What you will do: Transcribe all the records with complete accuracy.

Dataset entries on figures:

--*--

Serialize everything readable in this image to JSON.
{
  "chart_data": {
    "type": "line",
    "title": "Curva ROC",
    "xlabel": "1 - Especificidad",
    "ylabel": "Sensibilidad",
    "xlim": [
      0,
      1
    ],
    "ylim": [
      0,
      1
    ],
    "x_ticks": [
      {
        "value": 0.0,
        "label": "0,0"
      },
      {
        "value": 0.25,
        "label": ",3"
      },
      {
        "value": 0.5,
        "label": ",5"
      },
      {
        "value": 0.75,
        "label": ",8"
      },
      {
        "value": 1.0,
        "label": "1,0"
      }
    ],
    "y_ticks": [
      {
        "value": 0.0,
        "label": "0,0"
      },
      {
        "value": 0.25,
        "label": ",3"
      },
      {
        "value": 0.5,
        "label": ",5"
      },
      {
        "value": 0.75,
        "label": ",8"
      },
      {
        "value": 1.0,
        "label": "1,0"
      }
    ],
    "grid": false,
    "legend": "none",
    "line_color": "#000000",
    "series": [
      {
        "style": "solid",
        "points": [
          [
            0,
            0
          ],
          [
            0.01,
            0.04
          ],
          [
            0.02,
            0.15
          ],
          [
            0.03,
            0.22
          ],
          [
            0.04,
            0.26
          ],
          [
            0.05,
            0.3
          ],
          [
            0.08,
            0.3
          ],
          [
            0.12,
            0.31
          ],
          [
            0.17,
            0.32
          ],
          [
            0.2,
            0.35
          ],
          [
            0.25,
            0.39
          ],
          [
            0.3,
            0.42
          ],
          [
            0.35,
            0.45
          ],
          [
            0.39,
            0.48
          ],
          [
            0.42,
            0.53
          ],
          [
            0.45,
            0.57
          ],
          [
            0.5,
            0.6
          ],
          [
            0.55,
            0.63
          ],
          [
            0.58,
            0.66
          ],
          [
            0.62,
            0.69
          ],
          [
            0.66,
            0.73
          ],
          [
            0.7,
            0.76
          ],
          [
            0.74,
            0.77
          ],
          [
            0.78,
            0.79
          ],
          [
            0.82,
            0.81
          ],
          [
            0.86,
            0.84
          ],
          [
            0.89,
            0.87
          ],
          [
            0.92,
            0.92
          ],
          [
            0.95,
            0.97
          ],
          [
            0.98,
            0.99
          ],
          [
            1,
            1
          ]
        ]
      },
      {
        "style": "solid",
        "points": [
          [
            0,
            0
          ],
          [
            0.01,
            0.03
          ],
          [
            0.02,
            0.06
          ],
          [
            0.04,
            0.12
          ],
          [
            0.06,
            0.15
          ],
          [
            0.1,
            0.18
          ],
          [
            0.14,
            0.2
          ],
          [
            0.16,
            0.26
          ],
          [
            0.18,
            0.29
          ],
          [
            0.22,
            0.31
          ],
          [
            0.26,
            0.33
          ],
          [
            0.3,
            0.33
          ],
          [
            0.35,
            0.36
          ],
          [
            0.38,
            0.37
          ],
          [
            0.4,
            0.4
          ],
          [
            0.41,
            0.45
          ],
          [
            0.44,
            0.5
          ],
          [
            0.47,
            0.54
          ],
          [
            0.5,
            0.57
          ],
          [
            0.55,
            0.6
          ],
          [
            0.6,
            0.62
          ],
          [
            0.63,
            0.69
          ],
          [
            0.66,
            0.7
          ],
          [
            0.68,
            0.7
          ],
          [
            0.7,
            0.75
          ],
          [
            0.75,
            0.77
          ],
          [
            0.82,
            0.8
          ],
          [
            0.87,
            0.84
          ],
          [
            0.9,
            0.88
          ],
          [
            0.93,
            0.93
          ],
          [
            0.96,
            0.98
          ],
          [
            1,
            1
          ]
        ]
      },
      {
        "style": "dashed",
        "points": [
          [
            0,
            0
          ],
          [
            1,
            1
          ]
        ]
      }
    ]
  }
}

--*--

Written reply:
Serialize everything readable in this image to JSON.
{
  "chart_data": {
    "type": "line",
    "title": "Curva ROC",
    "xlabel": "1 - Especificidad",
    "ylabel": "Sensibilidad",
    "xlim": [
      0,
      1
    ],
    "ylim": [
      0,
      1
    ],
    "x_ticks": [
      {
        "value": 0.0,
        "label": "0,0"
      },
      {
        "value": 0.25,
        "label": ",3"
      },
      {
        "value": 0.5,
        "label": ",5"
      },
      {
        "value": 0.75,
        "label": ",8"
      },
      {
        "value": 1.0,
        "label": "1,0"
      }
    ],
    "y_ticks": [
      {
        "value": 0.0,
        "label": "0,0"
      },
      {
        "value": 0.25,
        "label": ",3"
      },
      {
        "value": 0.5,
        "label": ",5"
      },
      {
        "value": 0.75,
        "label": ",8"
      },
      {
        "value": 1.0,
        "label": "1,0"
      }
    ],
    "grid": false,
    "legend": "none",
    "line_color": "#000000",
    "series": [
      {
        "style": "solid",
        "points": [
          [
            0,
            0
          ],
          [
            0.01,
            0.04
          ],
          [
            0.02,
            0.15
          ],
          [
            0.03,
            0.22
          ],
          [
            0.04,
            0.26
          ],
          [
            0.05,
            0.3
          ],
          [
            0.08,
            0.3
          ],
          [
            0.12,
            0.31
          ],
          [
            0.17,
            0.32
          ],
          [
            0.2,
            0.35
          ],
          [
            0.25,
            0.39
          ],
          [
            0.3,
            0.42
          ],
          [
            0.35,
            0.45
          ],
          [
            0.39,
            0.48
          ],
          [
            0.42,
            0.53
          ],
          [
            0.45,
            0.57
          ],
          [
            0.5,
            0.6
          ],
          [
            0.55,
            0.63
          ],
          [
            0.58,
            0.66
          ],
          [
            0.62,
            0.69
          ],
          [
            0.66,
            0.73
          ],
          [
            0.7,
            0.76
          ],
          [
            0.74,
            0.77
          ],
          [
            0.78,
            0.79
          ],
          [
            0.82,
            0.81
          ],
          [
            0.86,
            0.84
          ],
          [
            0.89,
            0.87
          ],
          [
            0.92,
            0.92
          ],
          [
            0.95,
            0.97
          ],
          [
            0.98,
            0.99
          ],
          [
            1,
            1
          ]
        ]
      },
      {
        "style": "solid",
        "points": [
          [
            0,
            0
          ],
          [
            0.01,
            0.03
          ],
          [
            0.02,
            0.06
          ],
          [
            0.04,
            0.12
          ],
          [
            0.06,
            0.15
          ],
          [
            0.1,
            0.18
          ],
          [
            0.14,
            0.2
          ],
          [
            0.16,
            0.26
          ],
          [
            0.18,
            0.29
          ],
          [
            0.22,
            0.31
          ],
          [
            0.26,
            0.33
          ],
          [
            0.3,
            0.33
          ],
          [
            0.35,
            0.36
          ],
          [
            0.38,
            0.37
          ],
          [
            0.4,
            0.4
          ],
          [
            0.41,
            0.45
          ],
          [
            0.44,
            0.5
          ],
          [
            0.47,
            0.54
          ],
          [
            0.5,
            0.57
          ],
          [
            0.55,
            0.6
          ],
          [
            0.6,
            0.62
          ],
          [
            0.63,
            0.69
          ],
          [
            0.66,
            0.7
          ],
          [
            0.68,
            0.7
          ],
          [
            0.7,
            0.75
          ],
          [
            0.75,
            0.77
          ],
          [
            0.82,
            0.8
          ],
          [
            0.87,
            0.84
          ],
          [
            0.9,
            0.88
          ],
          [
            0.93,
            0.93
          ],
          [
            0.96,
            0.98
          ],
          [
            1,
            1
          ]
        ]
      },
      {
        "style": "dashed",
        "points": [
          [
            0,
            0
          ],
          [
            1,
            1
          ]
        ]
      }
    ]
  }
}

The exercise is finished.